Paginafragment:
********

ECLI:NL:GHSHE:2008:BC3268

Gerechtshof 's-Hertogenbosch

Datum uitspraak
29 januari 2008
Publicatiedatum
5 april 2013
Zaaknummer
C200600787/HE T
Instantie
Gerechtshof 's-Hertogenbosch
Type
Uitspraak
Rechtsgebied
Civiel recht
Procedures
  • Hoger beroep
Rechters
  • E.J. Spoor
  • M. Venner-Lijten
  • A. Slootweg
Vindplaatsen
  • Rechtspraak.nl
AI samenvatting door LexboostAutomatisch gegenereerd

Hoger beroep over vergoeding studiekosten leraar OALT bij Signum

In deze zaak gaat het om een hoger beroep van een leraar OALT (onderwijs allochtone levende talen) die eervol is ontslagen vanwege het opheffen van zijn functie. De leraar, hier aangeduid als [Appellant], stelt dat hem door zijn werkgever, Signum, is toegezegd dat de kosten van zijn opleiding tot leraar Frans volledig vergoed zouden worden. De kantonrechter heeft in eerste aanleg geoordeeld dat [Appellant] niet voldoende bewijs heeft geleverd voor deze toezegging, waarop hij in hoger beroep is gegaan. Het hof heeft besloten om de getuigen opnieuw te horen en heeft [Appellant] toegelaten tot bewijslevering. De zaak betreft de vraag of Signum verplicht is om de studiekosten van [Appellant] te vergoeden, en of er daadwerkelijk een toezegging is gedaan door een vertegenwoordiger van Signum. Het hof heeft de zaak aangehouden voor verdere bewijsvoering en heeft een comparitie gelast om de mogelijkheid van een minnelijke schikking te onderzoeken. De uitspraak van het hof is gedaan op 29 januari 2008.

Uitspraak

C0600787/HE
ARREST VAN HET GERECHTSHOF 's-HERTOGENBOSCH,
sector civiel recht,
achtste kamer, van 29 januari 2008,
gewezen in de zaak van:
[Appellant],
wonende te ’s-Hertogenbosch,
appellant bij exploot van dagvaarding
van 19 juni 2006,
procureur: mr. P.A. Blaas,
tegen:
STICHTING SIGNUM,
gevestigd te Rosmalen,
gemeente ‘s-Hertogenbosch,
geïntimeerde bij gemeld exploot,
procureur: mr. J.E. Benner,
op het hoger beroep van het door de rechtbank ’s-Hertogenbosch sector kanton, locatie ‘s-Hertogenbosch gewezen vonnis van 23 maart 2006 tussen appellant - [Appellant] - als eiser en geïntimeerde – Signum - als gedaagde.

********

Aangeleverd materiaal:

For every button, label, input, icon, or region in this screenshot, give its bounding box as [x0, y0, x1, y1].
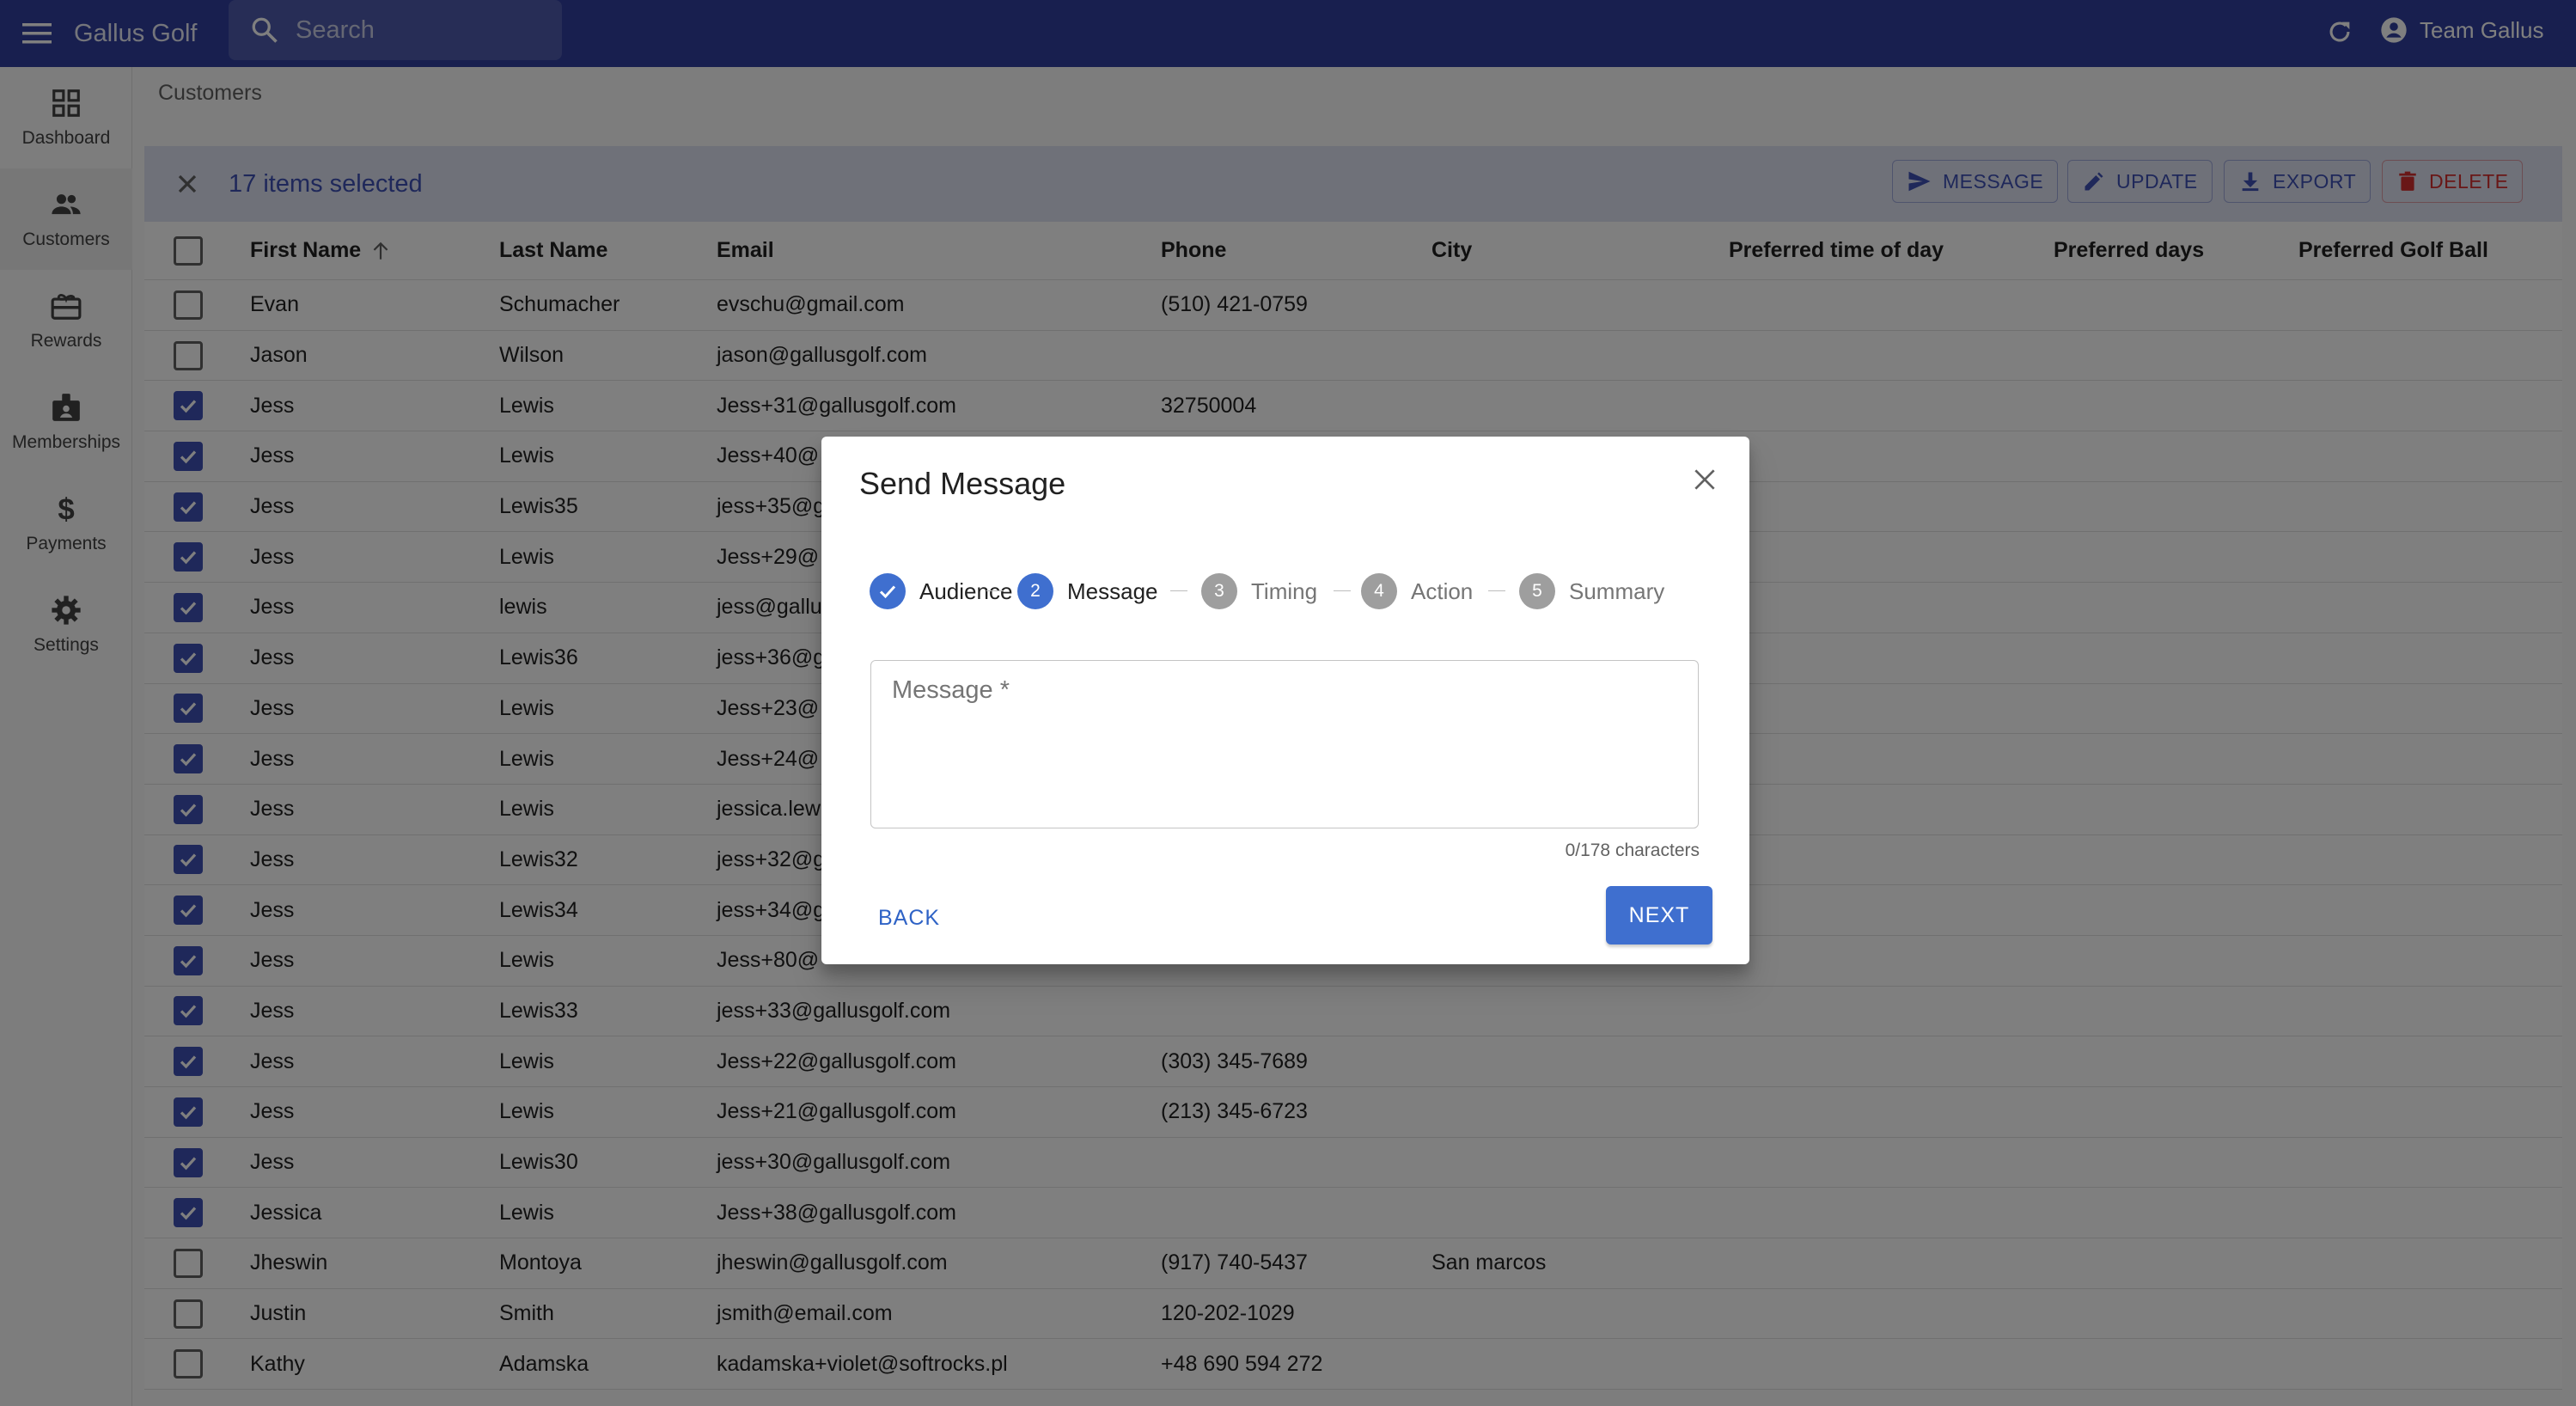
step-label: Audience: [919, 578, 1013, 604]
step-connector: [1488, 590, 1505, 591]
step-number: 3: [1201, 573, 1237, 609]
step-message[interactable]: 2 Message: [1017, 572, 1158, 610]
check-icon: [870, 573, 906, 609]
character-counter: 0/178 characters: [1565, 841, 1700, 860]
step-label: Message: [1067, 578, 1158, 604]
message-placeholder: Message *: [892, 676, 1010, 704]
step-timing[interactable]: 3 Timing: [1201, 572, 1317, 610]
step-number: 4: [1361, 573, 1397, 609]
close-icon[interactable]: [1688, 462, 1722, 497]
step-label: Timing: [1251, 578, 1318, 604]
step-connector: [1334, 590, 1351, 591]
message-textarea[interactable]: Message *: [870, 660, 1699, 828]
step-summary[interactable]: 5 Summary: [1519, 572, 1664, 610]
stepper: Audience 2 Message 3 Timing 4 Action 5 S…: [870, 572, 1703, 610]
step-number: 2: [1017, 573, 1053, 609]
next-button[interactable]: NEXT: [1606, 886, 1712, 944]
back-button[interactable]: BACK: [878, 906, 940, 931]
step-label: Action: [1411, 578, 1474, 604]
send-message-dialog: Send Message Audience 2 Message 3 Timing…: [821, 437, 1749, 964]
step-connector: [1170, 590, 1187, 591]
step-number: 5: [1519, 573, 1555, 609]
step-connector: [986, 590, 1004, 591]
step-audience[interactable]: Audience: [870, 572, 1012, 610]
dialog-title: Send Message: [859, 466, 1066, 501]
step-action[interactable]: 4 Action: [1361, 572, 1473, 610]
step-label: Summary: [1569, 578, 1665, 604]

********

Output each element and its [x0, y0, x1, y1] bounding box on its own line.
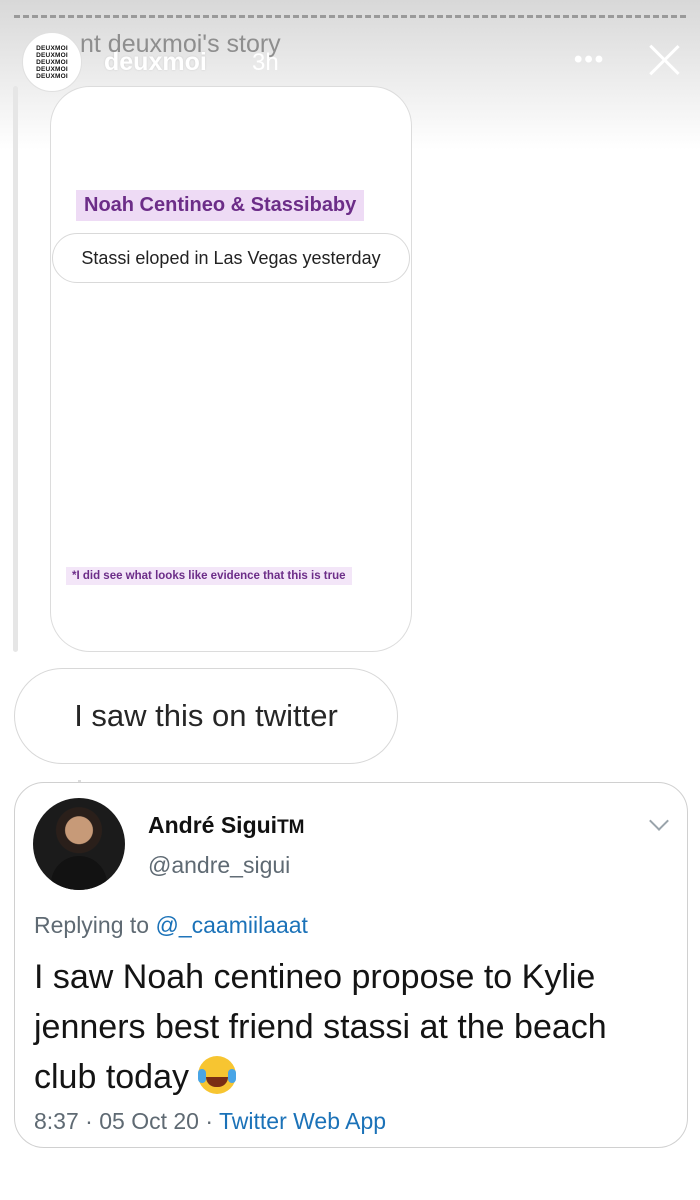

********

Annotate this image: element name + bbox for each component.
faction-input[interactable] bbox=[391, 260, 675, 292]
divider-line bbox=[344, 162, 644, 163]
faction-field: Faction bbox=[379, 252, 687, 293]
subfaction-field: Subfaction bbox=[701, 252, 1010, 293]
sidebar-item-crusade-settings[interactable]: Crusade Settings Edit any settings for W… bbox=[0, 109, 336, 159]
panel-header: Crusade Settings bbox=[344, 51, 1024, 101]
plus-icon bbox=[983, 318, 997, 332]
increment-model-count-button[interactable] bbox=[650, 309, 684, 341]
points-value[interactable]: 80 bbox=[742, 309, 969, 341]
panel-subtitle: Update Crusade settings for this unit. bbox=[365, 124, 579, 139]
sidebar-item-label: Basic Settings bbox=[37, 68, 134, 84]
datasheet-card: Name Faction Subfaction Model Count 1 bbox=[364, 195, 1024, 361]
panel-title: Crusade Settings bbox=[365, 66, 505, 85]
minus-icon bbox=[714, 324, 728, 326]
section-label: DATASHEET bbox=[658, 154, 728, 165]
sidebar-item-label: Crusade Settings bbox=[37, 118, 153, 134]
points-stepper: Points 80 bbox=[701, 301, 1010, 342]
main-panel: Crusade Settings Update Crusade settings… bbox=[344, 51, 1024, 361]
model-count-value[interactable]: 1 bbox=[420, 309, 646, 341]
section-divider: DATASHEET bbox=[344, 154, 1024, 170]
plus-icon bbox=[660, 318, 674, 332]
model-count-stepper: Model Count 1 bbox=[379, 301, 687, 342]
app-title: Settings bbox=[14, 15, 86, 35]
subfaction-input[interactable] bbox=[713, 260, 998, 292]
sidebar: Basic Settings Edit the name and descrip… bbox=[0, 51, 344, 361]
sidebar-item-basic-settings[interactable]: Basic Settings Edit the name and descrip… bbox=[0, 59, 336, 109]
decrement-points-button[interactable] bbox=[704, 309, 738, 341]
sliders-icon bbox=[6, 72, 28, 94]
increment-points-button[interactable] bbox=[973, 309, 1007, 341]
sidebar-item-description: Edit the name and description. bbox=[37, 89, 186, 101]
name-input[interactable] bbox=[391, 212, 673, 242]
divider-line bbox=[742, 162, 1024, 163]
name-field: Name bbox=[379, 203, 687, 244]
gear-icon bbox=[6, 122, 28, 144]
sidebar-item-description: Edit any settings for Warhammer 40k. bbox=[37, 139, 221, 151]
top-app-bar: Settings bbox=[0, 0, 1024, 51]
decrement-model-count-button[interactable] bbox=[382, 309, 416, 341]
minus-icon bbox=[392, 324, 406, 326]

********

Schriftelijke opdracht 1:
Leg in één tot drie zinnen uit waarom de leraar in de uitspraak over de studiekosten in hoger beroep is gegaan.
Schriftelijke opdracht 2:
Vat de uitspraak over de studiekosten samen in twee zinnen.
Schriftelijke opdracht 3:
Pak de uitspraak over de studiekosten weer op en schrijf de tekst verder vanaf het punt waar die ophoudt.
De rijen vormen afzonderlijk materiaal.

Eindresultaat 1:
De kantonrechter oordeelde in eerste aanleg dat hij onvoldoende bewijs had geleverd voor de toezegging dat Signum de kosten van zijn opleiding tot leraar Frans volledig zou vergoeden. Daarop stelde hij hoger beroep in.

Eindresultaat 2:
Een leraar OALT, eervol ontslagen omdat zijn functie werd opgeheven, stelt in hoger beroep dat Signum hem heeft toegezegd de kosten van zijn opleiding tot leraar Frans volledig te vergoeden, wat de kantonrechter onvoldoende bewezen achtte. Het hof besloot de getuigen opnieuw te horen, liet hem toe tot bewijslevering, hield de zaak aan en gelastte een comparitie om een minnelijke schikking te onderzoeken.

Eindresultaat 3:
1. Het geding in eerste aanleg (zaaknr. 409994, rolnr. 05- 5694)
Voor het geding in eerste aanleg verwijst het hof naar voormeld vonnis en naar het daaraan voorafgegane tussenvonnis van 24 november 2005.
2. Het geding in hoger beroep
2.1. Bij memorie van grieven heeft [Appellant] één grief aangevoerd en geconcludeerd tot vernietiging van het vonnis waarvan beroep en, kort gezegd, tot toewijzing van zijn in hoger beroep beperkte vordering tot betaling van € 8.794,90, met veroordeling van Signum in de kosten van het geding.
2.2. Bij memorie van antwoord heeft Signum de grief bestreden.
2.3. Partijen hebben daarna de gedingstukken overgelegd en uitspraak gevraagd.
3. De beoordeling
3.1. Het gaat in dit hoger beroep om het volgende.
3.1.1. [Appellant] is van 13 november 1995 tot en met 31 juli 1996 en vervolgens vanaf 11 april 1998 tot 7 september 2004 bij Signum aangesteld geweest als leraar onderwijs in eigen taal en cultuur (hierna: oetc) voor Marokkaans. Voorheen werd deze functie “onderwijs allochtone levende talen” genoemd (OALT). Vanaf 1 augustus 2002 was hij als zodanig werkzaam bij de basisschool De Duizendpoot te [vestigingsplaats].
3.1.2. In de laatste akte van benoeming d.d. 28 oktober 2002, die voor akkoord is ondertekend door [Appellant], is vermeld dat op het dienstverband van toepassing zijn:
titel I, III en V van het Rechtspositiebesluit Onderwijspersoneel
de CAO-PO
de regeling werkgelegenheidsbeleid en afvloeiing als vermeld in artikel D4 en D5 van de CAO-PO.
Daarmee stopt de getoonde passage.